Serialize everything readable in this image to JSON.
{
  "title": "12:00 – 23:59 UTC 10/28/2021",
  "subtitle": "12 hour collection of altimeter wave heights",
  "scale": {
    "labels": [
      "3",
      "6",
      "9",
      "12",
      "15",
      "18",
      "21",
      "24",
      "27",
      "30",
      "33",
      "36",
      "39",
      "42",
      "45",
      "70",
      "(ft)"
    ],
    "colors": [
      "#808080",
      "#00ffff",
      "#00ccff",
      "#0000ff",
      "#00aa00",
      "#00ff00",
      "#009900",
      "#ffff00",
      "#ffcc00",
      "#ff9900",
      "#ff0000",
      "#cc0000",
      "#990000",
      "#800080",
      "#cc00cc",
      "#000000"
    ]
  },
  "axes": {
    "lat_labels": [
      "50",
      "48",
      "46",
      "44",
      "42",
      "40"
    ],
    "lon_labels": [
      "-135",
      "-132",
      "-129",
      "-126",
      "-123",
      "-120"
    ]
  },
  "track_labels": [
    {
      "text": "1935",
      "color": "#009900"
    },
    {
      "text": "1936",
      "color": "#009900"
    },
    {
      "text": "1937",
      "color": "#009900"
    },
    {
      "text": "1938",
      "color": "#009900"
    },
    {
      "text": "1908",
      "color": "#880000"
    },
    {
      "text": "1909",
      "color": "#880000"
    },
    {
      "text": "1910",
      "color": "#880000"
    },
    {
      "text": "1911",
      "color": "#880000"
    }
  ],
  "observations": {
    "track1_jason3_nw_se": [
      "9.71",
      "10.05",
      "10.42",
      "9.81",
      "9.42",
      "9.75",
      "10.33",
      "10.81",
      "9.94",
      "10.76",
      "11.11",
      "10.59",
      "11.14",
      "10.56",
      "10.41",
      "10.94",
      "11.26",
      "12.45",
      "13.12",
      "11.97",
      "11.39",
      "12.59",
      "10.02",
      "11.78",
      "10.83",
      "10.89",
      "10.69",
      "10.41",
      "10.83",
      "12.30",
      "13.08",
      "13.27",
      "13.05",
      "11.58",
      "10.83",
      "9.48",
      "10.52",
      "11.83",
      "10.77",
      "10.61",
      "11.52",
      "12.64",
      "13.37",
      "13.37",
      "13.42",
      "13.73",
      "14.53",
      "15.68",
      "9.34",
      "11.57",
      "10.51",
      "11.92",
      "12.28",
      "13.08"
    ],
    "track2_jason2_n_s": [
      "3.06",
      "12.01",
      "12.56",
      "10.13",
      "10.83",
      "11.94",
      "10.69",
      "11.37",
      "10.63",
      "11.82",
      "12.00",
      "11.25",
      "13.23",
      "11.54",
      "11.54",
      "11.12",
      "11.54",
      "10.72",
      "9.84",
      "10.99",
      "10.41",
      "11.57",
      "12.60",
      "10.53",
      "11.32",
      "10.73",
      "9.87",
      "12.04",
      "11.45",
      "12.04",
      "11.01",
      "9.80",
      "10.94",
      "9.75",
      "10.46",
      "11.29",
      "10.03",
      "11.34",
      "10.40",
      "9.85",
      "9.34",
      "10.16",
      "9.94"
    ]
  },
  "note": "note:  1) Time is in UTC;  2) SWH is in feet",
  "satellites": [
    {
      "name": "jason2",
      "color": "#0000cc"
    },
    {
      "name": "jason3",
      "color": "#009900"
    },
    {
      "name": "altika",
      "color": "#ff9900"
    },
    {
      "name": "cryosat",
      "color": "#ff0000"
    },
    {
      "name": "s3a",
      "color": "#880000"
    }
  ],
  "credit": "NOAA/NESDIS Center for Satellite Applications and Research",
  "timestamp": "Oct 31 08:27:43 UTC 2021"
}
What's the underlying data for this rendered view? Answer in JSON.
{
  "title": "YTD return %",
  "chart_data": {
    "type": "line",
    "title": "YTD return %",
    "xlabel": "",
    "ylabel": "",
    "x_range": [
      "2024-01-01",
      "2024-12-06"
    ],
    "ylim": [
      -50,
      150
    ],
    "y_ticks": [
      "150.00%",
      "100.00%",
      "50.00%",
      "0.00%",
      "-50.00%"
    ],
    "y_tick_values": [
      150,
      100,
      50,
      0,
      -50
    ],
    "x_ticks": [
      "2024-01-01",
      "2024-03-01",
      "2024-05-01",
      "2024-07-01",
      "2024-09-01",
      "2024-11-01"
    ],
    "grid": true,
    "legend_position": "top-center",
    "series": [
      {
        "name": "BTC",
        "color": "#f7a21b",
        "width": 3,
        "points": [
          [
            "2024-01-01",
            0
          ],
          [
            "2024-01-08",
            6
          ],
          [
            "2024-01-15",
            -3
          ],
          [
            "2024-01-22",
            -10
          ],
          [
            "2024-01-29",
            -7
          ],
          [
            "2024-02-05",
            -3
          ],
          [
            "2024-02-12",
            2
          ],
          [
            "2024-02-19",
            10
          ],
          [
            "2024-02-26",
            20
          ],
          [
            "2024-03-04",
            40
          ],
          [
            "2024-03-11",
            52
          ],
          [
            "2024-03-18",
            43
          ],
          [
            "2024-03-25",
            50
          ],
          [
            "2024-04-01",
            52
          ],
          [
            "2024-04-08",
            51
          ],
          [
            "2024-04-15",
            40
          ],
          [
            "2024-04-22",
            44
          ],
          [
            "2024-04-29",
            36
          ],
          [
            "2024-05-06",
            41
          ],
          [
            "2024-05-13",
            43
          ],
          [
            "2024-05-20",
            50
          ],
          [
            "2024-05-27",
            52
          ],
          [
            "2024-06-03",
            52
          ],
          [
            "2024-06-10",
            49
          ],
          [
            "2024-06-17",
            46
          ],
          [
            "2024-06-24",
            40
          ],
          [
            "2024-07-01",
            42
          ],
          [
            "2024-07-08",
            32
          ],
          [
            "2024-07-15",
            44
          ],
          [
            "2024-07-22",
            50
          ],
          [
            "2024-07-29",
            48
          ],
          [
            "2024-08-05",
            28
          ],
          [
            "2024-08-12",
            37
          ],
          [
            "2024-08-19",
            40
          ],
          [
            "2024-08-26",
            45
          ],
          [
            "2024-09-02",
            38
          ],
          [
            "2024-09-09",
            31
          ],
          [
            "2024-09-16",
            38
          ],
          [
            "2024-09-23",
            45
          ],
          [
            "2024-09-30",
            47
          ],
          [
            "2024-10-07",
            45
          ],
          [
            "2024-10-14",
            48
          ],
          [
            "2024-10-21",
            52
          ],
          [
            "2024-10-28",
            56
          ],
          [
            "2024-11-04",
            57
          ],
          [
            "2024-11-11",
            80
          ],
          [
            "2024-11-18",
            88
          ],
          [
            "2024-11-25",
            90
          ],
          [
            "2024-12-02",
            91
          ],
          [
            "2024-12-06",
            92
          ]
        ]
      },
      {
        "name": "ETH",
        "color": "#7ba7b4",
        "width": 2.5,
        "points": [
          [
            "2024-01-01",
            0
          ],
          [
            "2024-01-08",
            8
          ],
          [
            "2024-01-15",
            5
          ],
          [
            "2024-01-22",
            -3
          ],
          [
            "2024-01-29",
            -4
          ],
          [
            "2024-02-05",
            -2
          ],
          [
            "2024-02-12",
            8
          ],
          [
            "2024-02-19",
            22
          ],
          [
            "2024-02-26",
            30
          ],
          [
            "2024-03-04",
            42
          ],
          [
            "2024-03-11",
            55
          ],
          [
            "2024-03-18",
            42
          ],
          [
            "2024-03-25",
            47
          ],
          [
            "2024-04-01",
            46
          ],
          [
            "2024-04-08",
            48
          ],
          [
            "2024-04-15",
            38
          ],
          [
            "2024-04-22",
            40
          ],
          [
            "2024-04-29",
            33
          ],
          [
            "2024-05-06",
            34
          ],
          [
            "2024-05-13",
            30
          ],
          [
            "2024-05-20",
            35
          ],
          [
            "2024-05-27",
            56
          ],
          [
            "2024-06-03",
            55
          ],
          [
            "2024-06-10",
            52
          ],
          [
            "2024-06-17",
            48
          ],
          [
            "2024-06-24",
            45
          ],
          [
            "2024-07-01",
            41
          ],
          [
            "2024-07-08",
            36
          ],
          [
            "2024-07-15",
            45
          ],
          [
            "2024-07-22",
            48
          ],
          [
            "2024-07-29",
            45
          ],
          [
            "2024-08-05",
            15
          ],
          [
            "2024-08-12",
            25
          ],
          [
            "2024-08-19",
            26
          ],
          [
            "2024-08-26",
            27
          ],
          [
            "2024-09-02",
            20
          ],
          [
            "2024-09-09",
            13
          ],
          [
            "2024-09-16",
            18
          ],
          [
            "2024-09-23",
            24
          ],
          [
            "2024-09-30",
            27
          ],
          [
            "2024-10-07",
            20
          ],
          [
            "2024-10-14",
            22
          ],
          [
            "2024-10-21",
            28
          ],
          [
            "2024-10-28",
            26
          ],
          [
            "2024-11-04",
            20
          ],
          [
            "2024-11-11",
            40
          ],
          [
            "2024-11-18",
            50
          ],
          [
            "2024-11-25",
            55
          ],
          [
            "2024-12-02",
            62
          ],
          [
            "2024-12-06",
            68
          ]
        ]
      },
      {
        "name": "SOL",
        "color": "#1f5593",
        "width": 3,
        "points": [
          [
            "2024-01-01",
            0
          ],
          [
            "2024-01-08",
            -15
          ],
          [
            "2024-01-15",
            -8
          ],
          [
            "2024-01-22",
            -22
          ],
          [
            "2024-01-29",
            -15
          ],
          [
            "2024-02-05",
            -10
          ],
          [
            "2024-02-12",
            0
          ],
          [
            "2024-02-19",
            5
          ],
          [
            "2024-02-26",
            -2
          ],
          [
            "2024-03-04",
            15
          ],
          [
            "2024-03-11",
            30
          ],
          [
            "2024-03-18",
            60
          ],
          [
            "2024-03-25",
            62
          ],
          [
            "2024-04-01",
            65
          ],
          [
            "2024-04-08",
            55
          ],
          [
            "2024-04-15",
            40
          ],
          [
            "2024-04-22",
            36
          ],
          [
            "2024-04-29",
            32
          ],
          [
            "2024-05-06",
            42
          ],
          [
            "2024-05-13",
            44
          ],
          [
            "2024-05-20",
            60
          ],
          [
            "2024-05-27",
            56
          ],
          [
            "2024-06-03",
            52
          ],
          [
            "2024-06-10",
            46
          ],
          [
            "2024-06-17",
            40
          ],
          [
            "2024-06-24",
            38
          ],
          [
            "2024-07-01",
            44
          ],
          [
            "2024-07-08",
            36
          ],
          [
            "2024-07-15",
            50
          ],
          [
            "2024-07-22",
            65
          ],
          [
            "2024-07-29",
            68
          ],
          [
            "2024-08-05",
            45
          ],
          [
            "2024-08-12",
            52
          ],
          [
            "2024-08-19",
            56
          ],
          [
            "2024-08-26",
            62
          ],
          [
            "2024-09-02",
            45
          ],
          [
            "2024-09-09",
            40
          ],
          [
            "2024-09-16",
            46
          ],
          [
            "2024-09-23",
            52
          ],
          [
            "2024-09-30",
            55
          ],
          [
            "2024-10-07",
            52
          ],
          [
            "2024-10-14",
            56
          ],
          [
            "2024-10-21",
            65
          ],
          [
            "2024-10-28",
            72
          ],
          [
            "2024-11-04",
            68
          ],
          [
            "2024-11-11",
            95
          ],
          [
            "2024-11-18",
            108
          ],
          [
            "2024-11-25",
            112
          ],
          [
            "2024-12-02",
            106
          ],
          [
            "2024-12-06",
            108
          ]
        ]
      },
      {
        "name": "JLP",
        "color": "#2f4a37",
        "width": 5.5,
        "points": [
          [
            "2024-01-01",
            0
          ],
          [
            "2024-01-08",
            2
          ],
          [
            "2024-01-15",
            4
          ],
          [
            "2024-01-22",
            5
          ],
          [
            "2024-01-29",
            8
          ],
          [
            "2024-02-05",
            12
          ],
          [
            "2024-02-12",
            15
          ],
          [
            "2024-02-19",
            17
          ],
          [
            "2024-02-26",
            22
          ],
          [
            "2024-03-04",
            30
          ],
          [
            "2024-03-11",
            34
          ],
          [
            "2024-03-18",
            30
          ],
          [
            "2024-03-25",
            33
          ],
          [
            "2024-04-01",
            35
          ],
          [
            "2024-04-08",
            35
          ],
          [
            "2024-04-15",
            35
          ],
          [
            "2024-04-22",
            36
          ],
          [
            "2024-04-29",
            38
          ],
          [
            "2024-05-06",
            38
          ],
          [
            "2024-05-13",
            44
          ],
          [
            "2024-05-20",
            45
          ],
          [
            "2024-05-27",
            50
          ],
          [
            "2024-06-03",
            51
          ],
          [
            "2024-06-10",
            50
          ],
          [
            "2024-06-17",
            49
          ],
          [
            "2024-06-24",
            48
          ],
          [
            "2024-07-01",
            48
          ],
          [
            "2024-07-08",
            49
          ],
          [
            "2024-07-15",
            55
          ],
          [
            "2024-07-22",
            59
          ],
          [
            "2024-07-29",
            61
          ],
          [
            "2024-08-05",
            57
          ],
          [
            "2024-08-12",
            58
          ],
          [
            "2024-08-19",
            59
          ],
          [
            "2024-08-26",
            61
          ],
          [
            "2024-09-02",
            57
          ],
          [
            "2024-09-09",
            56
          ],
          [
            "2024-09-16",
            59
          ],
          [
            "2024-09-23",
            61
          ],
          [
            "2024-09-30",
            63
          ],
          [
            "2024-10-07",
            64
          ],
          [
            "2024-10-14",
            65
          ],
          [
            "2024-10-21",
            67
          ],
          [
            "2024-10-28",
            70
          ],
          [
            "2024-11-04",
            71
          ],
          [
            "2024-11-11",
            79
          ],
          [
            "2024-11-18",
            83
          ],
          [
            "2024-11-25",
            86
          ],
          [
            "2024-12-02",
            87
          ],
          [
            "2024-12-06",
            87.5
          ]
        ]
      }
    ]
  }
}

====================

Read through the entries and copy each line in which "this" appears.

Serialize everything readable in this image to JSON.
What's the underlying data for this rendered view? Answer in JSON.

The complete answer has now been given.